[Stored data]
## start

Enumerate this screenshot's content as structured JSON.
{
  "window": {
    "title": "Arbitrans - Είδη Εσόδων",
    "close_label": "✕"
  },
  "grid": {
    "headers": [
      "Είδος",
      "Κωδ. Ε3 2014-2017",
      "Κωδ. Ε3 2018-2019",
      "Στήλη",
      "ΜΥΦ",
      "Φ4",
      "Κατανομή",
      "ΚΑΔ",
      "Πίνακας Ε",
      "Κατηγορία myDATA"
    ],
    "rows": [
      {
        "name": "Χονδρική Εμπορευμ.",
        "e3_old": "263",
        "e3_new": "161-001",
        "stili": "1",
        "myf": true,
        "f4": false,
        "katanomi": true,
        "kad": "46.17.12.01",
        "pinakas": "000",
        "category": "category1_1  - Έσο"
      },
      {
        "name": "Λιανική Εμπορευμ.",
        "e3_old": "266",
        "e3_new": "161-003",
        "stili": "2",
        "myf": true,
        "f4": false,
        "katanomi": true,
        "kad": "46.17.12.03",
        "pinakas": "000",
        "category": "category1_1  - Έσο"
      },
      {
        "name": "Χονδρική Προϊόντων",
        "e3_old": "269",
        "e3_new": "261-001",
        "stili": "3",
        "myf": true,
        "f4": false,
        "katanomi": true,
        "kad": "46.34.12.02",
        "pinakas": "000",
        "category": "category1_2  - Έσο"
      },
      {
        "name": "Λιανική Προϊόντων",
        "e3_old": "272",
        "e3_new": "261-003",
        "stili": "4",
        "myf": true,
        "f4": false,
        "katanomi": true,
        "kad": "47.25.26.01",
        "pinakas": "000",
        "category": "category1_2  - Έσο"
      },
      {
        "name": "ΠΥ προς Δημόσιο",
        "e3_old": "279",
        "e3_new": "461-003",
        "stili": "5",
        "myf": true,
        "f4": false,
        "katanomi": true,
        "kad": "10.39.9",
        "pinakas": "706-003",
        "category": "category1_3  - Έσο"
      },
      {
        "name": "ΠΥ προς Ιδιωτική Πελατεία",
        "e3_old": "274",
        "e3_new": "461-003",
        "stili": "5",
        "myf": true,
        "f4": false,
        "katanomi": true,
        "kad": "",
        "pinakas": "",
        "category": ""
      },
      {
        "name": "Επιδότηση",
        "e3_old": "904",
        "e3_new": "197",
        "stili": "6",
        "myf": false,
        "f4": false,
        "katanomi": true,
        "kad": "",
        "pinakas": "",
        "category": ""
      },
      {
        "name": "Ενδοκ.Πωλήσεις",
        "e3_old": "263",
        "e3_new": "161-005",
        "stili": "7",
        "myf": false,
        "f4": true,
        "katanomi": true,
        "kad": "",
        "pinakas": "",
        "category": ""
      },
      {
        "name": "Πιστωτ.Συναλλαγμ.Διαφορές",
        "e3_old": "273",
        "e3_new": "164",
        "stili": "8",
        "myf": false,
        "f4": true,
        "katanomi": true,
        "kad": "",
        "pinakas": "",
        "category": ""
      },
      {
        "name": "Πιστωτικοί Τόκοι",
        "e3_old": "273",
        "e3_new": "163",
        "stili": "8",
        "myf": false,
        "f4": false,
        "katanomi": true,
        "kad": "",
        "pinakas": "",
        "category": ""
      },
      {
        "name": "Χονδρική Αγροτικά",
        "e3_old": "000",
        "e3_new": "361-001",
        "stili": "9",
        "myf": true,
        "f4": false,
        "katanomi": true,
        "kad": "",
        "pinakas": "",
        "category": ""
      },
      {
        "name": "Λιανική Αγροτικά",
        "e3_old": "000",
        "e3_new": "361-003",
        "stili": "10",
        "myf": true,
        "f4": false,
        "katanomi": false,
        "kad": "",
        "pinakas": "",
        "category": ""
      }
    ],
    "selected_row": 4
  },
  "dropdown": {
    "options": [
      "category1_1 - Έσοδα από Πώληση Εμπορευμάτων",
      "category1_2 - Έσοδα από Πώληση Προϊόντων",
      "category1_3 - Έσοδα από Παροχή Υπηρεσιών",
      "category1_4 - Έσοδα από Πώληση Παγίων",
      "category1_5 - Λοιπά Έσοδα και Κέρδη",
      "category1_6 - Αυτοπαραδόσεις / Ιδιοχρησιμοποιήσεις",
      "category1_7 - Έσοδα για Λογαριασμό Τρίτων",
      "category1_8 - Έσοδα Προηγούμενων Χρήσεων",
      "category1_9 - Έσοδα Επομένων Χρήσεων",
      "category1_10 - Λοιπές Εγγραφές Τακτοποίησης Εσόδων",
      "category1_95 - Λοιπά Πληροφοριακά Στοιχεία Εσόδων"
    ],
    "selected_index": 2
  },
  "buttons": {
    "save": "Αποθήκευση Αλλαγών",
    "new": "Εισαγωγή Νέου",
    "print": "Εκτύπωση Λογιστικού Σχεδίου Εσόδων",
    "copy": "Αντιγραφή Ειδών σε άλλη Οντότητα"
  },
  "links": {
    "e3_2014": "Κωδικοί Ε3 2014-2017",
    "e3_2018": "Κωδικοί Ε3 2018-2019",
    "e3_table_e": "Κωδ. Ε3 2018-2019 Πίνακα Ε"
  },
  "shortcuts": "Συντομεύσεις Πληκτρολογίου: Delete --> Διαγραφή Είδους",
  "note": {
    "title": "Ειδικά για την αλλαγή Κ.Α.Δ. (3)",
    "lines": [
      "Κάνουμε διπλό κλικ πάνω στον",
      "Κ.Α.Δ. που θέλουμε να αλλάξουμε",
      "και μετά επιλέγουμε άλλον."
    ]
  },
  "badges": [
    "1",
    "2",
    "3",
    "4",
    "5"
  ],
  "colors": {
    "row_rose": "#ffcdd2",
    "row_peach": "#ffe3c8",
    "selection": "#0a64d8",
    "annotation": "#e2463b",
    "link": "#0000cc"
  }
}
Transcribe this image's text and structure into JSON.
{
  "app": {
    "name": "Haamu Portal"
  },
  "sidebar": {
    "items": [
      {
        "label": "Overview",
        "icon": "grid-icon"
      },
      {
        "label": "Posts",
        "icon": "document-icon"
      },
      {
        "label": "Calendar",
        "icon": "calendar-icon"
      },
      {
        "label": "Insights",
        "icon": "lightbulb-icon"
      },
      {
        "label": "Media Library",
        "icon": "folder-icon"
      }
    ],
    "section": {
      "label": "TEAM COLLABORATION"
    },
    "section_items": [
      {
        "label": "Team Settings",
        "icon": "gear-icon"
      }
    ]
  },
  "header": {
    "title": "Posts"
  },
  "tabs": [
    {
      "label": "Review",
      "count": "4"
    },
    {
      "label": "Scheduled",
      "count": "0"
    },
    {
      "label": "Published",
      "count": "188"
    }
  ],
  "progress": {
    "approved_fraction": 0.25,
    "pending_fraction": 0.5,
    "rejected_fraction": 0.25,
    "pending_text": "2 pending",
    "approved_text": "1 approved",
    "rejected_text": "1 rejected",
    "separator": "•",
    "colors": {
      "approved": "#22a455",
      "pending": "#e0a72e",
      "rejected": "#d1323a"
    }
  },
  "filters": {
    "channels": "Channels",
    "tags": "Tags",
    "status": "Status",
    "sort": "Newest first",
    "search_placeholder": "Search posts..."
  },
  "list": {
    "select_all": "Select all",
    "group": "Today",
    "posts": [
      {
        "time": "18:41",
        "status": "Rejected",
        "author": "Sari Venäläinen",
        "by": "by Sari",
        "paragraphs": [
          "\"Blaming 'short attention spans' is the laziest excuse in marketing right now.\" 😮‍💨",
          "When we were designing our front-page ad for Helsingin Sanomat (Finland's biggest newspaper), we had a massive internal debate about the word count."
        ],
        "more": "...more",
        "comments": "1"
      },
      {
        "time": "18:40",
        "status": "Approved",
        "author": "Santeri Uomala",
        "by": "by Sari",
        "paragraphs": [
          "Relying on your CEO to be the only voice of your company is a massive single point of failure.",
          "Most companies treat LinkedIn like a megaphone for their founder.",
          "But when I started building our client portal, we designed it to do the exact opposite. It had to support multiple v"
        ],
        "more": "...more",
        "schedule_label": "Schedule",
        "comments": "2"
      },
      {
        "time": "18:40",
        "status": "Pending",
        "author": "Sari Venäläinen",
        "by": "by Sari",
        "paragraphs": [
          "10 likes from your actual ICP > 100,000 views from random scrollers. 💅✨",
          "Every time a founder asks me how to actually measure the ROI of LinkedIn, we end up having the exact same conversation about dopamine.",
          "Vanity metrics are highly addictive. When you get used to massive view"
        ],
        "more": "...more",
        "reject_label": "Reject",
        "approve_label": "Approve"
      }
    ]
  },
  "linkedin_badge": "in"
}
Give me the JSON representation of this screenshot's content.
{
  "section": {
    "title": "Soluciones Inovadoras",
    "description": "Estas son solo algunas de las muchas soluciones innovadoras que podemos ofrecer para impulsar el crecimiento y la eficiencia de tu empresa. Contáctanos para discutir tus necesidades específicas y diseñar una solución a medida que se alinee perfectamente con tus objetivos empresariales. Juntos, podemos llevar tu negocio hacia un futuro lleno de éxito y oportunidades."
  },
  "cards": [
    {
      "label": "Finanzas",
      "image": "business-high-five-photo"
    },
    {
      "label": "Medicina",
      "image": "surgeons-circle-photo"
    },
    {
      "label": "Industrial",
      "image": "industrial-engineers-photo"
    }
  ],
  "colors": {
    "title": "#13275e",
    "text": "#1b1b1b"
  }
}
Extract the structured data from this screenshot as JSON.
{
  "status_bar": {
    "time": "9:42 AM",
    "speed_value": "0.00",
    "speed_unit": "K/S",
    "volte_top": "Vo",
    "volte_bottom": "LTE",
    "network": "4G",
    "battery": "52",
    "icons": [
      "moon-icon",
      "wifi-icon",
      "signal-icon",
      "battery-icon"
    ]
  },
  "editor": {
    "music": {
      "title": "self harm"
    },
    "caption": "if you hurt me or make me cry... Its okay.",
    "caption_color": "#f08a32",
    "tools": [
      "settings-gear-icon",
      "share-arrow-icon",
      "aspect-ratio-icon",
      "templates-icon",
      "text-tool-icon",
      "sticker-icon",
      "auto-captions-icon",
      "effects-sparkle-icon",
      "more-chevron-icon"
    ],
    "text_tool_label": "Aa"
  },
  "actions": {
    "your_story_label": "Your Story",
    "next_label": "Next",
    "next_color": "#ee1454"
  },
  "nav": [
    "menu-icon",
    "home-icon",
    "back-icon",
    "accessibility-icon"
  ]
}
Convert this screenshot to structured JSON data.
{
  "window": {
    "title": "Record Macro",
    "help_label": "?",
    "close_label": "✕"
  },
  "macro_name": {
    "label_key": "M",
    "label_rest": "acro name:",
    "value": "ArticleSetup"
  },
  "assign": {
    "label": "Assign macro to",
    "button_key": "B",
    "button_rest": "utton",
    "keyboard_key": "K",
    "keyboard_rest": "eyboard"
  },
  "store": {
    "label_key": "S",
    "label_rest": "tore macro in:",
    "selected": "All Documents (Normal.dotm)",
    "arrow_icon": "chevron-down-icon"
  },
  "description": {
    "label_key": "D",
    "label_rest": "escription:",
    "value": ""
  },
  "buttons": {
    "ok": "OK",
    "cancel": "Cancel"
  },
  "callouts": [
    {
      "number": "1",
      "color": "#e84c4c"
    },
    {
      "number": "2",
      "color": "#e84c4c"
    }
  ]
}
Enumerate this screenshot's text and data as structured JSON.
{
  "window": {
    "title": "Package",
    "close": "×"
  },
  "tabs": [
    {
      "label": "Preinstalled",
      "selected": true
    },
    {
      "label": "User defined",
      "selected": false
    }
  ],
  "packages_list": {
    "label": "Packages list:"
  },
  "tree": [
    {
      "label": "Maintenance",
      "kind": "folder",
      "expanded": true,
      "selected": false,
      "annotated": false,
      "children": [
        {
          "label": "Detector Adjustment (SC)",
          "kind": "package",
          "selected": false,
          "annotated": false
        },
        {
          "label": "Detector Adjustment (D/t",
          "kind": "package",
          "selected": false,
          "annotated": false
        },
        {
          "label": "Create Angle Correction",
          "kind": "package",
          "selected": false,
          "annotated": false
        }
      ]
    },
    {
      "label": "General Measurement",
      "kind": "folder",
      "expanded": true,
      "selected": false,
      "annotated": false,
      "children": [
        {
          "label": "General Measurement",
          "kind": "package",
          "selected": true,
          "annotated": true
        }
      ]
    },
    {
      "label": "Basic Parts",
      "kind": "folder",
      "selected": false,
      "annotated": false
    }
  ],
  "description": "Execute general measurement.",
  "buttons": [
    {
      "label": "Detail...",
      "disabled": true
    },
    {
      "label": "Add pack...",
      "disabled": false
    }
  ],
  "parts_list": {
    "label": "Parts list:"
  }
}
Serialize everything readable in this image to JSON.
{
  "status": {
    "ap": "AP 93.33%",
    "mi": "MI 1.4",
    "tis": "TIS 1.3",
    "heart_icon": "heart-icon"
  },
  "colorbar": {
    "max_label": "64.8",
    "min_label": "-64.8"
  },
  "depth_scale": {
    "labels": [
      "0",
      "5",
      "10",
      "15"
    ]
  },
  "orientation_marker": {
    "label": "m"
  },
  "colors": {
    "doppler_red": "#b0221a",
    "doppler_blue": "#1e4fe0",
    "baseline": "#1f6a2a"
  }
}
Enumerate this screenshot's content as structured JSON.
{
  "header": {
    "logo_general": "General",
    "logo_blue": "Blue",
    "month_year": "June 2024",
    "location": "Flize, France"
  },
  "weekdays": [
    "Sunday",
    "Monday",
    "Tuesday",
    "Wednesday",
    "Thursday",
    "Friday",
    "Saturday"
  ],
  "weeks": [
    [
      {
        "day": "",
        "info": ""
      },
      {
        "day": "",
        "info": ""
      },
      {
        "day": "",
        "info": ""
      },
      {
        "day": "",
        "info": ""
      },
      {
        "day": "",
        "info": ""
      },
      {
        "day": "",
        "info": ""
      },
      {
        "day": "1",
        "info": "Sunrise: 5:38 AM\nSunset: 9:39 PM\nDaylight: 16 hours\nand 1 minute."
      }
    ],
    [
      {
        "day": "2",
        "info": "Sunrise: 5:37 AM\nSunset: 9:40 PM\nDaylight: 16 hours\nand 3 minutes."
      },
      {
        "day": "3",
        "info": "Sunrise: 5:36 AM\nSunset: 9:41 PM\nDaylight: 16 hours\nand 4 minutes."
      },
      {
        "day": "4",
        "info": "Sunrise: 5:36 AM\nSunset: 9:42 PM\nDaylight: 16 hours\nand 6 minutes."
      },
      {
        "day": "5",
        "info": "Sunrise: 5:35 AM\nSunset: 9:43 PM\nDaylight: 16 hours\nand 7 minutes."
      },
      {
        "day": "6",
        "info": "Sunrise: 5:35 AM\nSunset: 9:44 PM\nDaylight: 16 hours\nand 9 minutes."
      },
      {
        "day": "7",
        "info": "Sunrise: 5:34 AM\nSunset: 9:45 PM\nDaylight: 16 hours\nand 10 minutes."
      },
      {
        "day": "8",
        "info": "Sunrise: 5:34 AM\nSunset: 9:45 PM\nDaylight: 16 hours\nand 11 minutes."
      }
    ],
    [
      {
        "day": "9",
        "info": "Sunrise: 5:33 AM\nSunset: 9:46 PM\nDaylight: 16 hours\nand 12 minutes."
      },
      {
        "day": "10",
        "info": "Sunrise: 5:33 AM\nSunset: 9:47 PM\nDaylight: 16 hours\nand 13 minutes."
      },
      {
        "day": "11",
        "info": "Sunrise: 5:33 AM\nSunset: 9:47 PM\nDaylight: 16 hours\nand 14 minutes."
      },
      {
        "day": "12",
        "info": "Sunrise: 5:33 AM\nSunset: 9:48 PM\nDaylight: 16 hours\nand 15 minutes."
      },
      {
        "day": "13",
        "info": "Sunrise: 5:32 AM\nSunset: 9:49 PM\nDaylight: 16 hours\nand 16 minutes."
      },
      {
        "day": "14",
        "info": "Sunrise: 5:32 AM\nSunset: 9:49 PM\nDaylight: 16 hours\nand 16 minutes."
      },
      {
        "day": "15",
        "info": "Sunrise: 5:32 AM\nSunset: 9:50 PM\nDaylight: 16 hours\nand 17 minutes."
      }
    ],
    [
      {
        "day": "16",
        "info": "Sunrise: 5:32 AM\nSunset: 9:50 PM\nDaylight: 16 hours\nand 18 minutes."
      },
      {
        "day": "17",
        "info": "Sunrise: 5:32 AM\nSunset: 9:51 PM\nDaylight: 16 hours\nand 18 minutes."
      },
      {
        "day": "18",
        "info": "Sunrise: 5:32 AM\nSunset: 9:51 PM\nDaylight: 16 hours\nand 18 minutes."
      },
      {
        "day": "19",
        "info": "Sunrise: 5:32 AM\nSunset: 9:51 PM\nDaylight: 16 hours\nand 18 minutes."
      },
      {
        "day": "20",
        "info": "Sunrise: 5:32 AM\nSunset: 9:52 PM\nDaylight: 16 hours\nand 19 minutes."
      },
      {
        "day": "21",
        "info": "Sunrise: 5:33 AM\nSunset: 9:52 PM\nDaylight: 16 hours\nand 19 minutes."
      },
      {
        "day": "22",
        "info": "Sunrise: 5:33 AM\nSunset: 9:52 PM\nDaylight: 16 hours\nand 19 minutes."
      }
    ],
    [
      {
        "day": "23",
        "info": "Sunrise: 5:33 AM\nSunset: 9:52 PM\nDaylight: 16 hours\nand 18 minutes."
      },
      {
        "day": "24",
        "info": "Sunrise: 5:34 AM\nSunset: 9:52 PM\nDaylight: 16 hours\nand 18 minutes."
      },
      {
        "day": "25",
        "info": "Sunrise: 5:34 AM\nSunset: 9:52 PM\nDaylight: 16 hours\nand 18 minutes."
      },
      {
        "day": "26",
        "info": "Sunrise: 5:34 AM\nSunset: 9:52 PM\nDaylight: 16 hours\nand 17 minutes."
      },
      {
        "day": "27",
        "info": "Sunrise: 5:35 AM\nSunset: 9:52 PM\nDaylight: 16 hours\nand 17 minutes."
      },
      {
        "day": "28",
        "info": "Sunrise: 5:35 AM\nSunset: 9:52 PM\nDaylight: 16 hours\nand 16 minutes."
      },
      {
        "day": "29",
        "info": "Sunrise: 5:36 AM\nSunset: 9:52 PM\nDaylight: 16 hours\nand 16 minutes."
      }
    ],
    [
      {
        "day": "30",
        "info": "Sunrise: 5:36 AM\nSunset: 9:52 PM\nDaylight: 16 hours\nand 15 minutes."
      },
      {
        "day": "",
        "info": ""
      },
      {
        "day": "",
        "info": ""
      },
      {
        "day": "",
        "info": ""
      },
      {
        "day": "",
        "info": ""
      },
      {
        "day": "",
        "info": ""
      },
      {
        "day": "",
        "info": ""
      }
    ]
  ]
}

## end

* [EXERCISE TASK]: Using the listing above, state the number of lines that hold "Λοιπά", with no other text.

* [WRITTEN RESPONSE]: 2